WHAT IS BEING ASKED
Answer these questions using the essay on philosophy in schools:
(a) In what year was the Roger Scruton documentary it mentions released?
(b) Through what level does it say the American educational system increases the effect of the glut of information?
(c) From what does the author believe the paradox of more knowledge and less wisdom stems?

READING PASSAGE
It is a strange paradox, but one that probably holds true to experience for most people as a phenomenon observable either in themselves or in others. The lack of coherence, moreover, could be said to exist in proportion to the abundance of information at our fingertips in the many print and digital media that we have the privilege of using (and abusing) as consumers of information in the Western world. In our era, knowledge and wisdom have never seemed more inversely proportional; Roger Scruton, with all his searching wisdom about human nature, was more correct than he could have known in this 2000 documentary. (And because he died only recently, he likely lived to see a fuller flowering of the assessments that he had made only some years earlier.)
What are the reasons for this peculiar paradox? Among the many plausible reasons—and there are many because this is a complex problem based on a sweeping but compelling assertion—I would include that of education. Living in an era afflicted by this peculiar paradox of abundance and scarcity, we also have to deal with the burden of bringing up children in a school system that utterly fails to provide them with a philosophical education, failing in the process to prepare them to face some of the challenges of a world inundated by information but devoid of any obvious, readily available ways of organizing it and deriving from it a personal form of meaning. And what is the human condition without meaning, whether it be inherent or created, religious or artistic? On the contrary, the educational system, at least in America through the secondary level, does nothing but increase the effect of the glut of information.
Children are given plenty of ideas, filled like finely separated molds on a concrete sidewalk, made to pass quizzes and exams, compelled to learn about the world—and yet confusion reigns, even after a decade or more of so-called education. And that’s too much time to spend only to end up confused, manipulable, in one of the many stages of arrested development without the necessary intellectual tools, which could have been not only provided but adapted to a given level of education if philosophy had at any point been integrated into a school-age curriculum.
In response to this assertion, it would certainly be reasonable to say that including philosophy in a school-age curriculum would not do away with the rampant problems of our modern information overload. Philosophy is not a panacea. That is correct, and although I agree, I also think that the tools and ideas, approaches and heuristics provided by philosophy—itself comprising the world’s greatest thinkers, who have dealt with the same problems since time immemorial—would give more students a fighting chance to handle the problem of getting meaning from their existence. Among a host of less-than-stellar solutions to the problem of rampant confusion, philosophy might be slightly more useful for a greater number of students. At the very least, it would demonstrate how others before them have derived that meaning, and derived it with more success and resolution than they could ever hope to achieve by themselves.
With that said, students still have to put into practice all the information provided in a given educational setting in order to achieve for themselves whatever meaning or wisdom can be thereby extracted. Tools can be provided, but not the solutions themselves. On that note, it is my reasoned but non-professional opinion (let that be understood ad nauseam) that this paradox of more knowledge and less wisdom stems from human nature itself, which is never alterable. That is another point in favor of the non-philosophy crowd: it is certainly possible that no actual solution exists and that even the practical application of philosophy as a tool, tempered for the primary and secondary levels, would fall on deaf ears.

STORED ROWS
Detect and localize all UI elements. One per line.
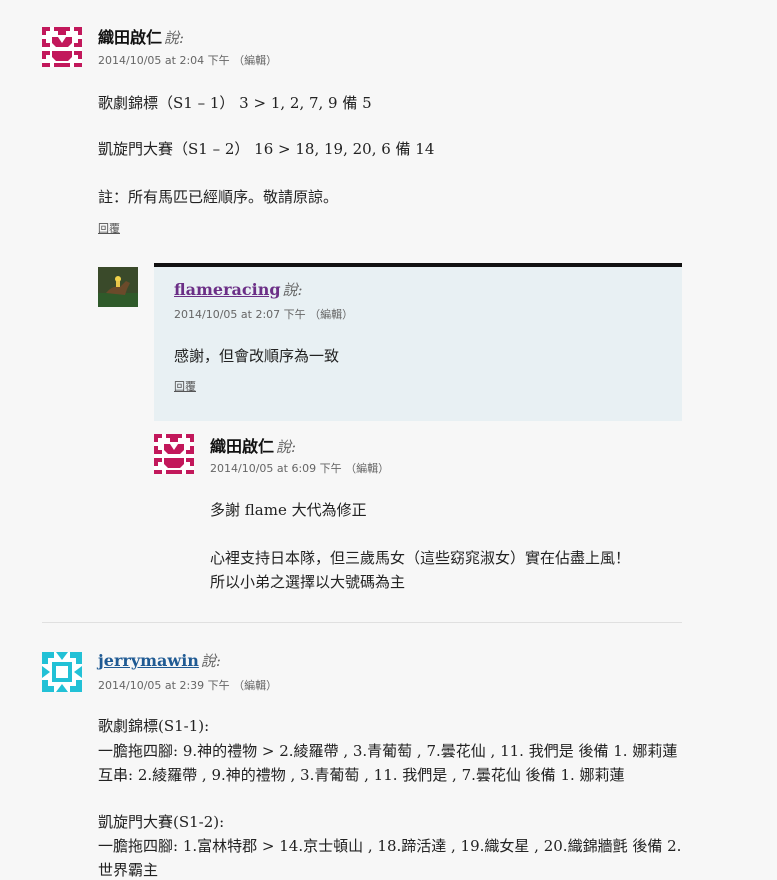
says-label: 說:: [276, 438, 297, 456]
comment-meta[interactable]: 2014/10/05 at 2:39 下午 （編輯）: [98, 677, 277, 693]
author-name[interactable]: 織田啟仁: [98, 28, 162, 47]
comment-line: 凱旋門大賽（S1 – 2） 16 > 18, 19, 20, 6 備 14: [98, 140, 435, 158]
comment-line: 感謝，但會改順序為一致: [174, 347, 340, 365]
comment-meta[interactable]: 2014/10/05 at 2:04 下午 （編輯）: [98, 52, 277, 68]
author-name[interactable]: jerrymawin: [98, 651, 199, 670]
comment-header: 織田啟仁 說:: [98, 24, 184, 48]
comment-meta[interactable]: 2014/10/05 at 2:07 下午 （編輯）: [174, 306, 353, 322]
comment-line: 歌劇錦標(S1-1):: [98, 717, 210, 735]
comment-header: jerrymawin 說:: [98, 650, 221, 671]
reply-link[interactable]: 回覆: [174, 378, 196, 394]
comment-line: 世界霸主: [98, 861, 159, 879]
comment-line: 一膽拖四腳: 1.富林特郡 > 14.京士頓山 , 18.蹄活達 , 19.織女…: [98, 837, 682, 855]
comment-line: 互串: 2.綾羅帶 , 9.神的禮物 , 3.青葡萄 , 11. 我們是 , 7…: [98, 766, 625, 784]
reply-link[interactable]: 回覆: [98, 220, 120, 236]
comment-line: 凱旋門大賽(S1-2):: [98, 813, 225, 831]
comment-line: 所以小弟之選擇以大號碼為主: [210, 573, 406, 591]
comment-line: 一膽拖四腳: 9.神的禮物 > 2.綾羅帶 , 3.青葡萄 , 7.曇花仙 , …: [98, 742, 678, 760]
comment: 織田啟仁 說: 2014/10/05 at 2:04 下午 （編輯） 歌劇錦標（S…: [0, 0, 777, 260]
comment-line: 多謝 flame 大代為修正: [210, 501, 367, 519]
comment-meta[interactable]: 2014/10/05 at 6:09 下午 （編輯）: [210, 460, 389, 476]
identicon-avatar-icon: [154, 434, 194, 474]
comment-line: 註：所有馬匹已經順序。敬請原諒。: [98, 188, 339, 206]
says-label: 說:: [282, 281, 303, 299]
says-label: 說:: [200, 652, 221, 670]
author-name[interactable]: 織田啟仁: [210, 437, 274, 456]
divider: [42, 622, 682, 623]
identicon-avatar-icon: [42, 27, 82, 67]
says-label: 說:: [164, 29, 185, 47]
comment-header: flameracing 說:: [174, 279, 303, 300]
comment-line: 心裡支持日本隊，但三歲馬女（這些窈窕淑女）實在佔盡上風！: [210, 549, 631, 567]
comment-line: 歌劇錦標（S1 – 1） 3 > 1, 2, 7, 9 備 5: [98, 94, 372, 112]
author-name[interactable]: flameracing: [174, 280, 281, 299]
identicon-avatar-icon: [42, 652, 82, 692]
comment-header: 織田啟仁 說:: [210, 433, 296, 457]
horse-photo-avatar-icon: [98, 267, 138, 307]
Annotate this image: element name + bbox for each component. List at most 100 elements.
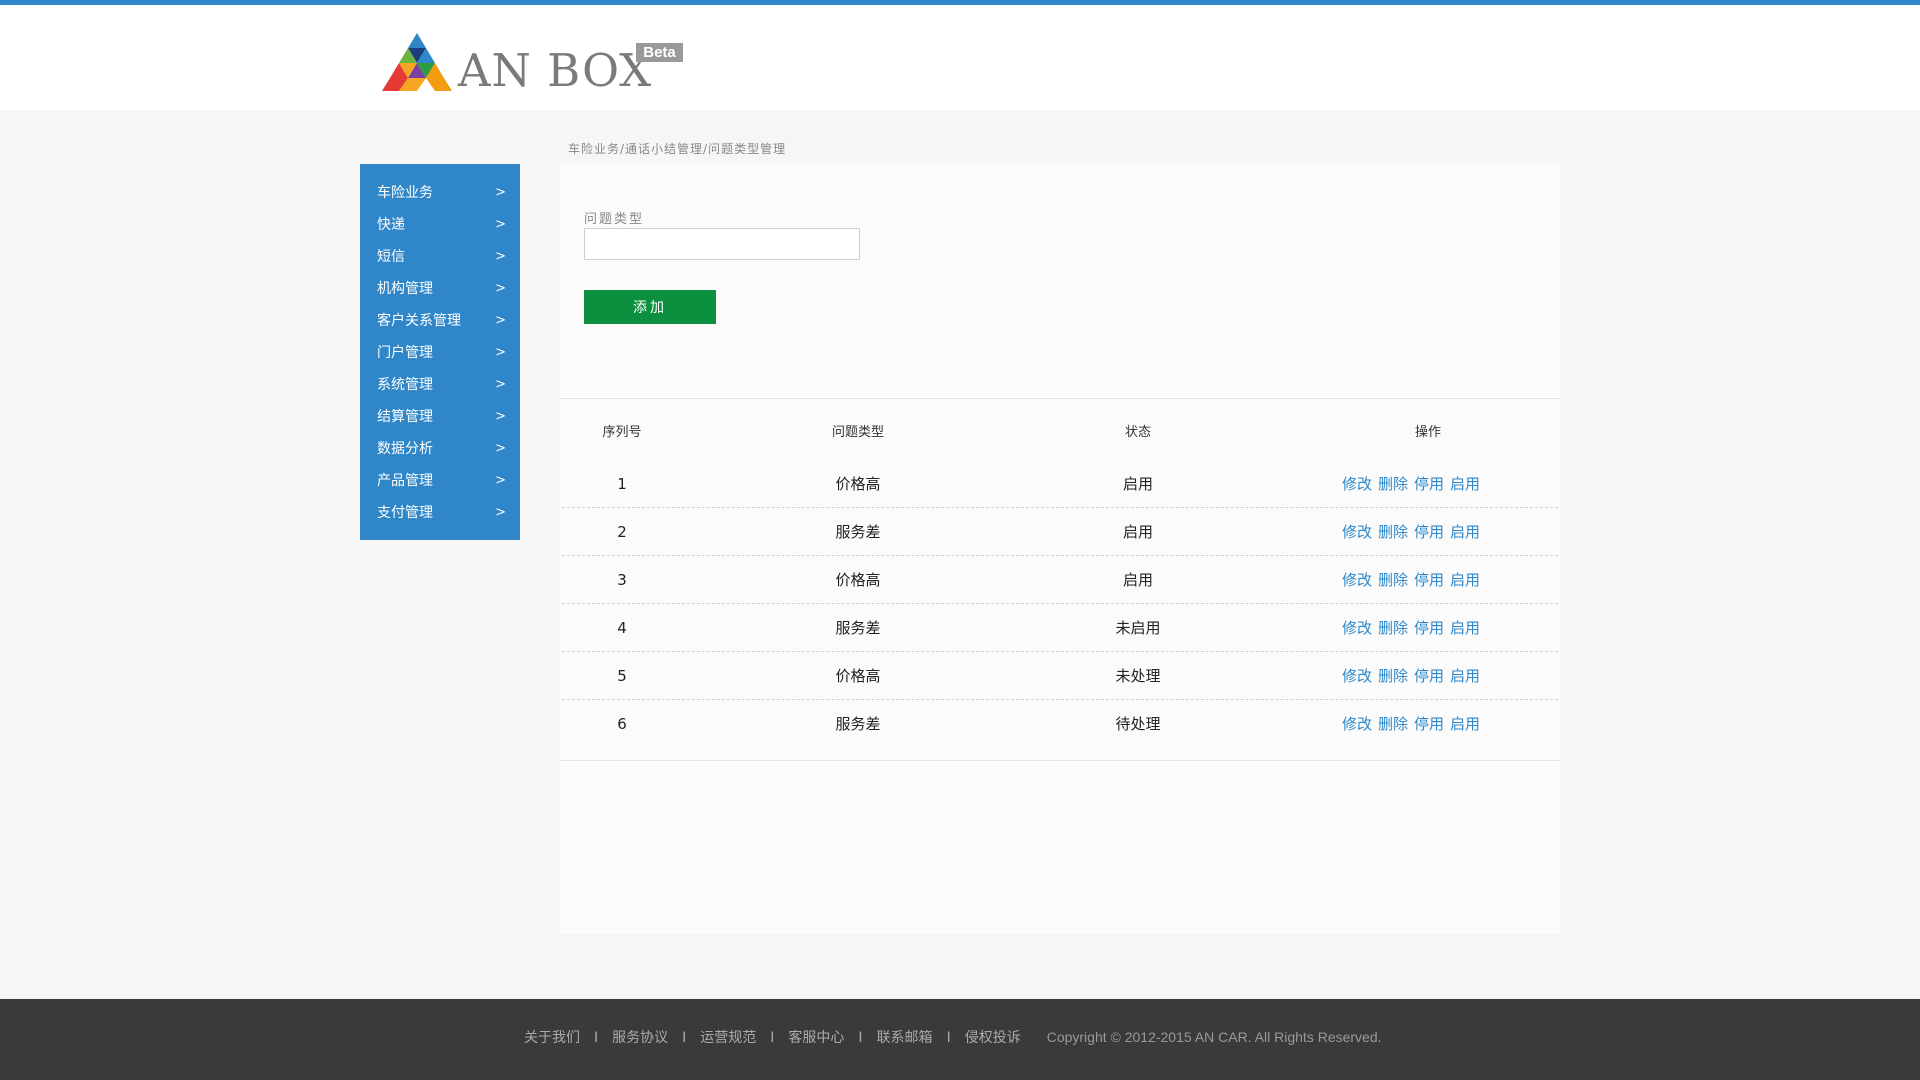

TASK SOLUTION
(a) 2000
(b) The secondary level
(c) From human nature itself, which is never alterable